====== The records
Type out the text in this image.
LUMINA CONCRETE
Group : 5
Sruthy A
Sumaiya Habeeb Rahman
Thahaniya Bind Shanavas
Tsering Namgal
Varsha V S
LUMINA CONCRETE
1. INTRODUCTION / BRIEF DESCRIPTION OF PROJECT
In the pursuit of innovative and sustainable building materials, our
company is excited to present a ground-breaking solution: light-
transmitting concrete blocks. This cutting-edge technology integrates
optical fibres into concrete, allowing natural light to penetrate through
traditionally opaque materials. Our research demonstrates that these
============
====== The records
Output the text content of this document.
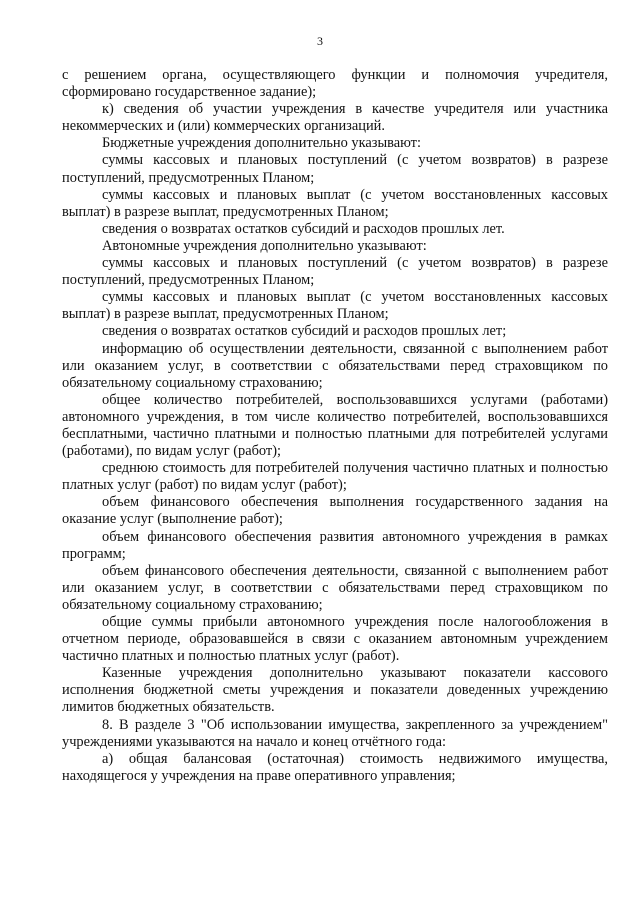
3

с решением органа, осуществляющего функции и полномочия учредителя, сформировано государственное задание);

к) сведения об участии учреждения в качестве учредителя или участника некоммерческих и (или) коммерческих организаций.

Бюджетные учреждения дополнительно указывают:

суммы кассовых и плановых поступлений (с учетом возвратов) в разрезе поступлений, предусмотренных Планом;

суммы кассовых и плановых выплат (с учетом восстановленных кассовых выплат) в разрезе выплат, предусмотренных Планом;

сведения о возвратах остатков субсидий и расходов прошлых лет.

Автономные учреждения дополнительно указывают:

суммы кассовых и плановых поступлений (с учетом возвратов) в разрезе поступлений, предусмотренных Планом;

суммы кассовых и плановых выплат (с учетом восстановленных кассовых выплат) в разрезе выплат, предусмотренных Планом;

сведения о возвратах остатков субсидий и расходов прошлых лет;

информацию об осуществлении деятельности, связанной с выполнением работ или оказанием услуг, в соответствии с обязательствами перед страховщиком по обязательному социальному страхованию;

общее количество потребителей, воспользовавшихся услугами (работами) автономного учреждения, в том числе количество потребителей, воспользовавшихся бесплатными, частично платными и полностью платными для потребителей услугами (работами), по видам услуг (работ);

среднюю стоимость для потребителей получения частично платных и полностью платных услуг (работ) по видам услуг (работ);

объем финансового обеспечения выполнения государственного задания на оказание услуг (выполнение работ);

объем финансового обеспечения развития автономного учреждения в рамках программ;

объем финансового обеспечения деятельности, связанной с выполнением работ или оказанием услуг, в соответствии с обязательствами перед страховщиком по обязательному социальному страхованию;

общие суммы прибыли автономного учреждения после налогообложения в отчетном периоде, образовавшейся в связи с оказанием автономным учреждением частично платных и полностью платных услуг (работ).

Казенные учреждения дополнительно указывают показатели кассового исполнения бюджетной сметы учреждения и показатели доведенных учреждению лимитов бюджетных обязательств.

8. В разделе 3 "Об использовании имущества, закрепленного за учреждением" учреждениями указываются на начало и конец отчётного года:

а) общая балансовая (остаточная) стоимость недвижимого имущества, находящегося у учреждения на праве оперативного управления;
============
### Task details
From the listing above, pick out each line where the word "дополнительно" appears.

### Completed task
Бюджетные учреждения дополнительно указывают:
Автономные учреждения дополнительно указывают:
Казенные учреждения дополнительно указывают показатели кассового исполнения бюджетной сметы учреждения и показатели доведенных учреждению лимитов бюджетных обязательств.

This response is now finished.